>> begin

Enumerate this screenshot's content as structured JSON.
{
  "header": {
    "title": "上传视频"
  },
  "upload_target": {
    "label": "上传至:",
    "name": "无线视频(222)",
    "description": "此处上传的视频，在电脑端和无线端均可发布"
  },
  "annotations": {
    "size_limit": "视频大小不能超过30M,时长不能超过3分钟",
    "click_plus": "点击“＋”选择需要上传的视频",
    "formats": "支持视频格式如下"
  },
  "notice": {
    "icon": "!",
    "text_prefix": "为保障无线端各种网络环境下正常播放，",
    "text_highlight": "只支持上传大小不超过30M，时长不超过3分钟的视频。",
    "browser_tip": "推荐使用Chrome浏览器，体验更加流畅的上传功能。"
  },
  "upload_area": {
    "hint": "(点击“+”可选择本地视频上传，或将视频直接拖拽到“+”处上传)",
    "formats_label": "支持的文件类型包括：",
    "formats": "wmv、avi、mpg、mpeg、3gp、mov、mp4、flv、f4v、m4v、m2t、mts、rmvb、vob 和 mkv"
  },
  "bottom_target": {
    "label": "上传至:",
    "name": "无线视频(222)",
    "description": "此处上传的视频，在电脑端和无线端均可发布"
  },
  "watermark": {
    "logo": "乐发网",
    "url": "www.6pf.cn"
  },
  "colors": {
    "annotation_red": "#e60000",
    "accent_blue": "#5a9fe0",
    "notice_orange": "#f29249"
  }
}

>> end

# Exercise
Each line above is to be repeated exactly.

# Correct answer
Enumerate this screenshot's content as structured JSON.
{
  "header": {
    "title": "上传视频"
  },
  "upload_target": {
    "label": "上传至:",
    "name": "无线视频(222)",
    "description": "此处上传的视频，在电脑端和无线端均可发布"
  },
  "annotations": {
    "size_limit": "视频大小不能超过30M,时长不能超过3分钟",
    "click_plus": "点击“＋”选择需要上传的视频",
    "formats": "支持视频格式如下"
  },
  "notice": {
    "icon": "!",
    "text_prefix": "为保障无线端各种网络环境下正常播放，",
    "text_highlight": "只支持上传大小不超过30M，时长不超过3分钟的视频。",
    "browser_tip": "推荐使用Chrome浏览器，体验更加流畅的上传功能。"
  },
  "upload_area": {
    "hint": "(点击“+”可选择本地视频上传，或将视频直接拖拽到“+”处上传)",
    "formats_label": "支持的文件类型包括：",
    "formats": "wmv、avi、mpg、mpeg、3gp、mov、mp4、flv、f4v、m4v、m2t、mts、rmvb、vob 和 mkv"
  },
  "bottom_target": {
    "label": "上传至:",
    "name": "无线视频(222)",
    "description": "此处上传的视频，在电脑端和无线端均可发布"
  },
  "watermark": {
    "logo": "乐发网",
    "url": "www.6pf.cn"
  },
  "colors": {
    "annotation_red": "#e60000",
    "accent_blue": "#5a9fe0",
    "notice_orange": "#f29249"
  }
}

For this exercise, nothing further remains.